Brief:
Everything in the listing that follows should be reproduced exactly except the pictures.

Data listing:
▼▼▼

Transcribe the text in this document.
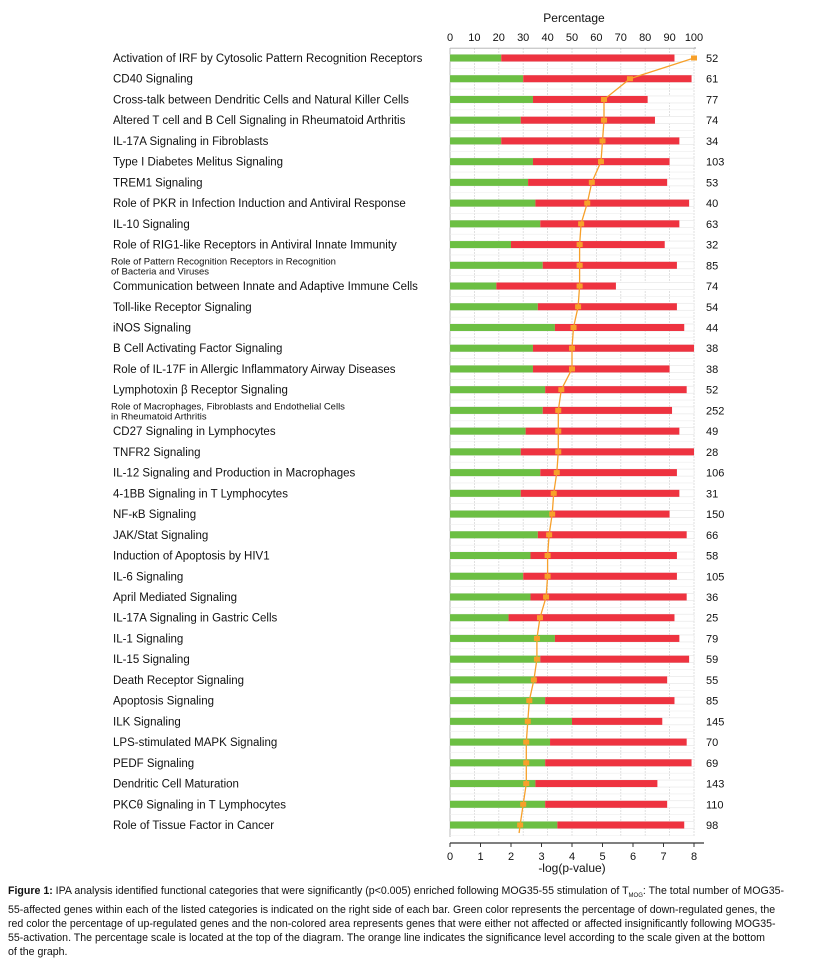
Percentage
-log(p-value)
0 10 20 30 40 50 60 70 80 90 100
0 1 2 3 4 5 6 7 8
Activation of IRF by Cytosolic Pattern Recognition Receptors	52
CD40 Signaling	61
Cross-talk between Dendritic Cells and Natural Killer Cells	77
Altered T cell and B Cell Signaling in Rheumatoid Arthritis	74
IL-17A Signaling in Fibroblasts	34
Type I Diabetes Melitus Signaling	103
TREM1 Signaling	53
Role of PKR in Infection Induction and Antiviral Response	40
IL-10 Signaling	63
Role of RIG1-like Receptors in Antiviral Innate Immunity	32
Role of Pattern Recognition Receptors in Recognition
of Bacteria and Viruses	85
Communication between Innate and Adaptive Immune Cells	74
Toll-like Receptor Signaling	54
iNOS Signaling	44
B Cell Activating Factor Signaling	38
Role of IL-17F in Allergic Inflammatory Airway Diseases	38
Lymphotoxin β Receptor Signaling	52
Role of Macrophages, Fibroblasts and Endothelial Cells
in Rheumatoid Arthritis	252
CD27 Signaling in Lymphocytes	49
TNFR2 Signaling	28
IL-12 Signaling and Production in Macrophages	106
4-1BB Signaling in T Lymphocytes	31
NF-κB Signaling	150
JAK/Stat Signaling	66
Induction of Apoptosis by HIV1	58
IL-6 Signaling	105
April Mediated Signaling	36
IL-17A Signaling in Gastric Cells	25
IL-1 Signaling	79
IL-15 Signaling	59
Death Receptor Signaling	55
Apoptosis Signaling	85
ILK Signaling	145
LPS-stimulated MAPK Signaling	70
PEDF Signaling	69
Dendritic Cell Maturation	143
PKCθ Signaling in T Lymphocytes	110
Role of Tissue Factor in Cancer	98
Figure 1: IPA analysis identified functional categories that were significantly (p<0.005) enriched following MOG35-55 stimulation of $T_{MOG}$: The total number of MOG35-
55-affected genes within each of the listed categories is indicated on the right side of each bar. Green color represents the percentage of down-regulated genes, the
red color the percentage of up-regulated genes and the non-colored area represents genes that were either not affected or affected insignificantly following MOG35-
55-activation. The percentage scale is located at the top of the diagram. The orange line indicates the significance level according to the scale given at the bottom
of the graph.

▲▲▲

Answer to the problem:
Transcribe the text in this document.
Percentage
-log(p-value)
0 10 20 30 40 50 60 70 80 90 100
0 1 2 3 4 5 6 7 8
Activation of IRF by Cytosolic Pattern Recognition Receptors	52
CD40 Signaling	61
Cross-talk between Dendritic Cells and Natural Killer Cells	77
Altered T cell and B Cell Signaling in Rheumatoid Arthritis	74
IL-17A Signaling in Fibroblasts	34
Type I Diabetes Melitus Signaling	103
TREM1 Signaling	53
Role of PKR in Infection Induction and Antiviral Response	40
IL-10 Signaling	63
Role of RIG1-like Receptors in Antiviral Innate Immunity	32
Role of Pattern Recognition Receptors in Recognition
of Bacteria and Viruses	85
Communication between Innate and Adaptive Immune Cells	74
Toll-like Receptor Signaling	54
iNOS Signaling	44
B Cell Activating Factor Signaling	38
Role of IL-17F in Allergic Inflammatory Airway Diseases	38
Lymphotoxin β Receptor Signaling	52
Role of Macrophages, Fibroblasts and Endothelial Cells
in Rheumatoid Arthritis	252
CD27 Signaling in Lymphocytes	49
TNFR2 Signaling	28
IL-12 Signaling and Production in Macrophages	106
4-1BB Signaling in T Lymphocytes	31
NF-κB Signaling	150
JAK/Stat Signaling	66
Induction of Apoptosis by HIV1	58
IL-6 Signaling	105
April Mediated Signaling	36
IL-17A Signaling in Gastric Cells	25
IL-1 Signaling	79
IL-15 Signaling	59
Death Receptor Signaling	55
Apoptosis Signaling	85
ILK Signaling	145
LPS-stimulated MAPK Signaling	70
PEDF Signaling	69
Dendritic Cell Maturation	143
PKCθ Signaling in T Lymphocytes	110
Role of Tissue Factor in Cancer	98
Figure 1: IPA analysis identified functional categories that were significantly (p<0.005) enriched following MOG35-55 stimulation of $T_{MOG}$: The total number of MOG35-
55-affected genes within each of the listed categories is indicated on the right side of each bar. Green color represents the percentage of down-regulated genes, the
red color the percentage of up-regulated genes and the non-colored area represents genes that were either not affected or affected insignificantly following MOG35-
55-activation. The percentage scale is located at the top of the diagram. The orange line indicates the significance level according to the scale given at the bottom
of the graph.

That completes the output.